* _INFORMATION GIVEN_
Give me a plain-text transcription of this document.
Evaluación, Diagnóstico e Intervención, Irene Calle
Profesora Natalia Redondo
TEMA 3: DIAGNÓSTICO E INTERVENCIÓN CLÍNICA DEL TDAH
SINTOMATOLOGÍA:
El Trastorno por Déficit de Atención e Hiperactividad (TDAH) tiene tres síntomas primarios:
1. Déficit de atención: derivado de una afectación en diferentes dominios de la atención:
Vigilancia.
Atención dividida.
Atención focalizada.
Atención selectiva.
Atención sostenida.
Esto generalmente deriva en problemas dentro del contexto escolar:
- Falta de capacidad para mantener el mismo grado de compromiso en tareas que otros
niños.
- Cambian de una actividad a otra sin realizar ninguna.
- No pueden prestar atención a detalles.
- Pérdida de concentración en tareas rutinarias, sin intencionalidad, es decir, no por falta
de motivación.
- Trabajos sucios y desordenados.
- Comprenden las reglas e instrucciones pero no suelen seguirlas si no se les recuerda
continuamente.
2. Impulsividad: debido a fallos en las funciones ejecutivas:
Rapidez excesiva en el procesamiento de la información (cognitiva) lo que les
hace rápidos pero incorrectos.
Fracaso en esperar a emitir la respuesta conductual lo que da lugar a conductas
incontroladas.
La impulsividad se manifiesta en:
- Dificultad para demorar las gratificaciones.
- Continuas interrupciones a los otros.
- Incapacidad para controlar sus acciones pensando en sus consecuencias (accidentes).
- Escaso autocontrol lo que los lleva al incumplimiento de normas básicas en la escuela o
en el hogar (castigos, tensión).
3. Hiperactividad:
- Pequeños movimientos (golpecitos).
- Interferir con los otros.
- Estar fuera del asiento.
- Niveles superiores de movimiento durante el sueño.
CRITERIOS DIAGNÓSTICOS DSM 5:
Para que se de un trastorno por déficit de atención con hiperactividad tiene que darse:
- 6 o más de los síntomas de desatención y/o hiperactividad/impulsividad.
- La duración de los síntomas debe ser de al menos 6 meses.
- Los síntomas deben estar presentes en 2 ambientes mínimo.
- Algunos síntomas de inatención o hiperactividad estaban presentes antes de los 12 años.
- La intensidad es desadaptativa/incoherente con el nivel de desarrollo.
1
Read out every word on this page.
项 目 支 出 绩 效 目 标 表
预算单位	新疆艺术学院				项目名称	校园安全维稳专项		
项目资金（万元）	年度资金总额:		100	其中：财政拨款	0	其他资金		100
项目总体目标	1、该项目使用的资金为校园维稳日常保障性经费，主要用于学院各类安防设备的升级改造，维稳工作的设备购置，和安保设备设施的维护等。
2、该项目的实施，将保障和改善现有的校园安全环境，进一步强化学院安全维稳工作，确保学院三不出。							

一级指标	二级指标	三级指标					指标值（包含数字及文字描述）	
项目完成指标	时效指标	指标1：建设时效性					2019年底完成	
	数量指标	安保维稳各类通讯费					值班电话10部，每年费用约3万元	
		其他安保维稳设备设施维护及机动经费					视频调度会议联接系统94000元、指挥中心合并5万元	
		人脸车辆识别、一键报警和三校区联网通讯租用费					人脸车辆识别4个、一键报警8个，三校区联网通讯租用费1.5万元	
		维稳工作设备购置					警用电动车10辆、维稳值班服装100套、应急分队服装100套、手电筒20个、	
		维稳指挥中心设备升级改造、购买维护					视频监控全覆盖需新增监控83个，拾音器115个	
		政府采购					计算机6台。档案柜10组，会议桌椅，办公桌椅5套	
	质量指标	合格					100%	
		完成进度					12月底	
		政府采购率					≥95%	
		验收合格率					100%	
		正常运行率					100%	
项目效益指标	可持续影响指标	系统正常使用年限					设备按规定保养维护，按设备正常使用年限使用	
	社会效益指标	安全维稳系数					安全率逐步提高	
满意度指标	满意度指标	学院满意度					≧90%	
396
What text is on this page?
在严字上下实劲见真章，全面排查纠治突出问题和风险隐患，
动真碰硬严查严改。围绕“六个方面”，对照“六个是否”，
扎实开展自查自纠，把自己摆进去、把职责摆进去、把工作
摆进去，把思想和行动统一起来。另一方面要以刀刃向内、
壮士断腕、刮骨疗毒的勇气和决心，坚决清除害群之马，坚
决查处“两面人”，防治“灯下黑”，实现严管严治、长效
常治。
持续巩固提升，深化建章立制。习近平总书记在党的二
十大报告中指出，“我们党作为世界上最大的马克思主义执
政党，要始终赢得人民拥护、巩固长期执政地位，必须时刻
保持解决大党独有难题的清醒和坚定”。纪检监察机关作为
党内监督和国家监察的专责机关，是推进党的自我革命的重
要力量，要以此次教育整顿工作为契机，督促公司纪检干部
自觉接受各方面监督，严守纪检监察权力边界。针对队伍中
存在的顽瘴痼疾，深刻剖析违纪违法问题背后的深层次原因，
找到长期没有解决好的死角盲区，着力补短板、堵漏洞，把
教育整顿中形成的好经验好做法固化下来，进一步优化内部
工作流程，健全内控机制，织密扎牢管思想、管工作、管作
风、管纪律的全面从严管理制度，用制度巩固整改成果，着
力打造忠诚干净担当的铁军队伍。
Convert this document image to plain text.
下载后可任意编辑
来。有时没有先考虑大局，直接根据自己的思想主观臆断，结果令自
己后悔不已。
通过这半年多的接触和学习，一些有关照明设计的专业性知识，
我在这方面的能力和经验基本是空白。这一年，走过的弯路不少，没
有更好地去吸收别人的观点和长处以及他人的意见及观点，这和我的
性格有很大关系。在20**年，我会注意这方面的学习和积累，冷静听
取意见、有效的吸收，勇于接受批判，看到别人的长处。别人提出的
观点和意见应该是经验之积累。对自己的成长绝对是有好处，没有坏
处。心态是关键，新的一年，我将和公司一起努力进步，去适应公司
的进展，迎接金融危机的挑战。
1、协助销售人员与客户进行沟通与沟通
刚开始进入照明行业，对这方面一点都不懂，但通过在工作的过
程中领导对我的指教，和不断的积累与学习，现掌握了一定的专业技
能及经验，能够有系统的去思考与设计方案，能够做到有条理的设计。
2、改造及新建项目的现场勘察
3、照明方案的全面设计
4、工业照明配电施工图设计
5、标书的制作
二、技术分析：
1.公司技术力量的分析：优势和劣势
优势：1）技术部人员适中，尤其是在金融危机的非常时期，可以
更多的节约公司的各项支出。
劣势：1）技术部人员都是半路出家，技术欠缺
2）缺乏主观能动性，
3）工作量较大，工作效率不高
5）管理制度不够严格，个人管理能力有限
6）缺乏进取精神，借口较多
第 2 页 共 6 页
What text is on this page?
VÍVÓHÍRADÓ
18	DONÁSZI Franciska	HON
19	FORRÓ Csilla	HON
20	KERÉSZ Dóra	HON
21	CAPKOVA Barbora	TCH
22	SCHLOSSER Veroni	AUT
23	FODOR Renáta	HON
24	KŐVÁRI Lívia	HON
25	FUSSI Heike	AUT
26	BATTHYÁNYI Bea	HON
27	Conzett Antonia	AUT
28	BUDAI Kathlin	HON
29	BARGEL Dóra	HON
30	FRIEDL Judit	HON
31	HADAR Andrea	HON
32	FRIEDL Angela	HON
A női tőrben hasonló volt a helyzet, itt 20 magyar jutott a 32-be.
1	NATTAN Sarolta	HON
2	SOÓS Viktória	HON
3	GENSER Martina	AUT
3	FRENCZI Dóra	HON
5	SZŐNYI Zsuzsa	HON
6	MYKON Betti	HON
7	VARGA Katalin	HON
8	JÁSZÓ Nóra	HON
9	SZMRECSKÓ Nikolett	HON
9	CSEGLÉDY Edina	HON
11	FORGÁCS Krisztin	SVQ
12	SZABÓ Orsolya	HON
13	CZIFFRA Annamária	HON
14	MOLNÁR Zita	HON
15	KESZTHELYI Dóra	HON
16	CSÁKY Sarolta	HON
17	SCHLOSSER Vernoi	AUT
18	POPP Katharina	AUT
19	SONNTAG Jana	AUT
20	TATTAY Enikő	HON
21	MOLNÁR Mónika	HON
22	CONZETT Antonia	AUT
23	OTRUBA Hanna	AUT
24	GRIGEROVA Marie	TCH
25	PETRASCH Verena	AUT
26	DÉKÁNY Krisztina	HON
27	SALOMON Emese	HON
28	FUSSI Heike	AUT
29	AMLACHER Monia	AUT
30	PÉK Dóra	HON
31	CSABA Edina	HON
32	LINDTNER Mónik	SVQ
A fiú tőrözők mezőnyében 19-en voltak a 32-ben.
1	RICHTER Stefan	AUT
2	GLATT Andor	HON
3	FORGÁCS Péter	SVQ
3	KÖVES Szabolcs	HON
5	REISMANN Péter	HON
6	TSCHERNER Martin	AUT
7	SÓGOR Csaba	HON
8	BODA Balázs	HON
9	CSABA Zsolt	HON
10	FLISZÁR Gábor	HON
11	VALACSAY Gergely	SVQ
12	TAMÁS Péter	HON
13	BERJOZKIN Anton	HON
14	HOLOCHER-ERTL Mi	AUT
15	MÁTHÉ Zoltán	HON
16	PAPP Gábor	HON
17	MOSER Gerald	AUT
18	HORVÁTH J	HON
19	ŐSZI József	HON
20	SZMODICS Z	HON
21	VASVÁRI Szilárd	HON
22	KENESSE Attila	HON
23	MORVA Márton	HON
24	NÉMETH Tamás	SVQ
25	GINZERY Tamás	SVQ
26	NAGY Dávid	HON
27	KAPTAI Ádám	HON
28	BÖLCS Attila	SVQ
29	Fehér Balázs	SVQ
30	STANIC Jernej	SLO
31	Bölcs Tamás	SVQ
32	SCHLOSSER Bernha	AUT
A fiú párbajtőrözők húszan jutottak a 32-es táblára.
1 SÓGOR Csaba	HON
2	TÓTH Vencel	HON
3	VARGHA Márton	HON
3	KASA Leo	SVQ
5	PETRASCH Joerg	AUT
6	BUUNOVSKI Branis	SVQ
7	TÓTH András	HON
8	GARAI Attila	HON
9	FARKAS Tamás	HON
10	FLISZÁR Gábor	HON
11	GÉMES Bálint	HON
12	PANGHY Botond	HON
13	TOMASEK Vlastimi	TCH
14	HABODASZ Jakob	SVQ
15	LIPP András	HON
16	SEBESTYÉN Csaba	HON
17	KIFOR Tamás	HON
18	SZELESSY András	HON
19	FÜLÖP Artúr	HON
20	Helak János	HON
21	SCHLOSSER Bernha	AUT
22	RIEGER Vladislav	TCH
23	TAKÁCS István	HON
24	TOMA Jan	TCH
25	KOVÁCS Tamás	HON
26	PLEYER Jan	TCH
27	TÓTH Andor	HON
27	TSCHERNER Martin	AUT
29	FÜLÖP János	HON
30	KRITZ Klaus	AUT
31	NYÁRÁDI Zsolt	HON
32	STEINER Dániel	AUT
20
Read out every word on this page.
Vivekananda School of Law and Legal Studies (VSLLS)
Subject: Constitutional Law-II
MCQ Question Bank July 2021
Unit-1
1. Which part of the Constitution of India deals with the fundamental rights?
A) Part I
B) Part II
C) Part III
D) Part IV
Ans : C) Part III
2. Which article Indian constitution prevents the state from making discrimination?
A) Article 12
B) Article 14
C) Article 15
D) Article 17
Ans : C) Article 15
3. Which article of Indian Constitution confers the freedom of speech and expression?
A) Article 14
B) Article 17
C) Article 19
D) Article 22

* _SET EXERCISE_
Reproduce each line from the records that contains the word "Balázs".

* _TASK ANSWER_
8	BODA Balázs	HON
29	Fehér Balázs	SVQ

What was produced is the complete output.